Reproduce each record exactly.
** START OF Listing **
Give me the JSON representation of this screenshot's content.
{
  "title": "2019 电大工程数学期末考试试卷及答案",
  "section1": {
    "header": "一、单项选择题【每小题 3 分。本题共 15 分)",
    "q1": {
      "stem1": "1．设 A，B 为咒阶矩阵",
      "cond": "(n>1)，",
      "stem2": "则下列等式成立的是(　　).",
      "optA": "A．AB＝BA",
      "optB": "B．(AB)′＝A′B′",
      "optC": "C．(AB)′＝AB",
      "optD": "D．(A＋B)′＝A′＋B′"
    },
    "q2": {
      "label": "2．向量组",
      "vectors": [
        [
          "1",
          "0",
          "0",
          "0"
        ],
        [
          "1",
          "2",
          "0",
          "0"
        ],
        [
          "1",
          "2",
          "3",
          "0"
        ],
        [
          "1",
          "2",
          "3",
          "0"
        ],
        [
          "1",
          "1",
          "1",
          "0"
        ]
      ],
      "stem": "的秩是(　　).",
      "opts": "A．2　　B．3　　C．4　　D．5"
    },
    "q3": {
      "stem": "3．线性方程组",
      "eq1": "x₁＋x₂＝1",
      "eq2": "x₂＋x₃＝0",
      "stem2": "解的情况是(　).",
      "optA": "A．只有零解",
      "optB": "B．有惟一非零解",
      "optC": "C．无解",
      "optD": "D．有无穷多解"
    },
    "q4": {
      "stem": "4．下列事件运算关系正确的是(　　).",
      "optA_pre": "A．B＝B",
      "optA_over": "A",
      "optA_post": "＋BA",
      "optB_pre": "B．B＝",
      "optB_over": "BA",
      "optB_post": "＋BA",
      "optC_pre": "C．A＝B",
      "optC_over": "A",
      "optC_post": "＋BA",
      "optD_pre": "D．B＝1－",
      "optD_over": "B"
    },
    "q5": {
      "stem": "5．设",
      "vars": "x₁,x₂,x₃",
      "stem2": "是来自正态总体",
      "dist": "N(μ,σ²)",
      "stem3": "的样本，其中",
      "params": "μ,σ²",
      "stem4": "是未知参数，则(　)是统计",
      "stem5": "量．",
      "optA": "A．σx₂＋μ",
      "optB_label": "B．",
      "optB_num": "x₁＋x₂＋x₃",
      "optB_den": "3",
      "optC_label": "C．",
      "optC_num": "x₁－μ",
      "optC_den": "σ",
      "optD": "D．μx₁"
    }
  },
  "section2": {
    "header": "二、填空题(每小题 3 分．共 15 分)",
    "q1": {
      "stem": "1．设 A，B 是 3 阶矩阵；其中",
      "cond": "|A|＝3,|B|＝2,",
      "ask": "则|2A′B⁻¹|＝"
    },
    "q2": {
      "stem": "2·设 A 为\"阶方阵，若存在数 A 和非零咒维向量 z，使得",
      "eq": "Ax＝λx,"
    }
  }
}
** END OF Listing **
◆ Task output:
Give me the JSON representation of this screenshot's content.
{
  "title": "2019 电大工程数学期末考试试卷及答案",
  "section1": {
    "header": "一、单项选择题【每小题 3 分。本题共 15 分)",
    "q1": {
      "stem1": "1．设 A，B 为咒阶矩阵",
      "cond": "(n>1)，",
      "stem2": "则下列等式成立的是(　　).",
      "optA": "A．AB＝BA",
      "optB": "B．(AB)′＝A′B′",
      "optC": "C．(AB)′＝AB",
      "optD": "D．(A＋B)′＝A′＋B′"
    },
    "q2": {
      "label": "2．向量组",
      "vectors": [
        [
          "1",
          "0",
          "0",
          "0"
        ],
        [
          "1",
          "2",
          "0",
          "0"
        ],
        [
          "1",
          "2",
          "3",
          "0"
        ],
        [
          "1",
          "2",
          "3",
          "0"
        ],
        [
          "1",
          "1",
          "1",
          "0"
        ]
      ],
      "stem": "的秩是(　　).",
      "opts": "A．2　　B．3　　C．4　　D．5"
    },
    "q3": {
      "stem": "3．线性方程组",
      "eq1": "x₁＋x₂＝1",
      "eq2": "x₂＋x₃＝0",
      "stem2": "解的情况是(　).",
      "optA": "A．只有零解",
      "optB": "B．有惟一非零解",
      "optC": "C．无解",
      "optD": "D．有无穷多解"
    },
    "q4": {
      "stem": "4．下列事件运算关系正确的是(　　).",
      "optA_pre": "A．B＝B",
      "optA_over": "A",
      "optA_post": "＋BA",
      "optB_pre": "B．B＝",
      "optB_over": "BA",
      "optB_post": "＋BA",
      "optC_pre": "C．A＝B",
      "optC_over": "A",
      "optC_post": "＋BA",
      "optD_pre": "D．B＝1－",
      "optD_over": "B"
    },
    "q5": {
      "stem": "5．设",
      "vars": "x₁,x₂,x₃",
      "stem2": "是来自正态总体",
      "dist": "N(μ,σ²)",
      "stem3": "的样本，其中",
      "params": "μ,σ²",
      "stem4": "是未知参数，则(　)是统计",
      "stem5": "量．",
      "optA": "A．σx₂＋μ",
      "optB_label": "B．",
      "optB_num": "x₁＋x₂＋x₃",
      "optB_den": "3",
      "optC_label": "C．",
      "optC_num": "x₁－μ",
      "optC_den": "σ",
      "optD": "D．μx₁"
    }
  },
  "section2": {
    "header": "二、填空题(每小题 3 分．共 15 分)",
    "q1": {
      "stem": "1．设 A，B 是 3 阶矩阵；其中",
      "cond": "|A|＝3,|B|＝2,",
      "ask": "则|2A′B⁻¹|＝"
    },
    "q2": {
      "stem": "2·设 A 为\"阶方阵，若存在数 A 和非零咒维向量 z，使得",
      "eq": "Ax＝λx,"
    }
  }
}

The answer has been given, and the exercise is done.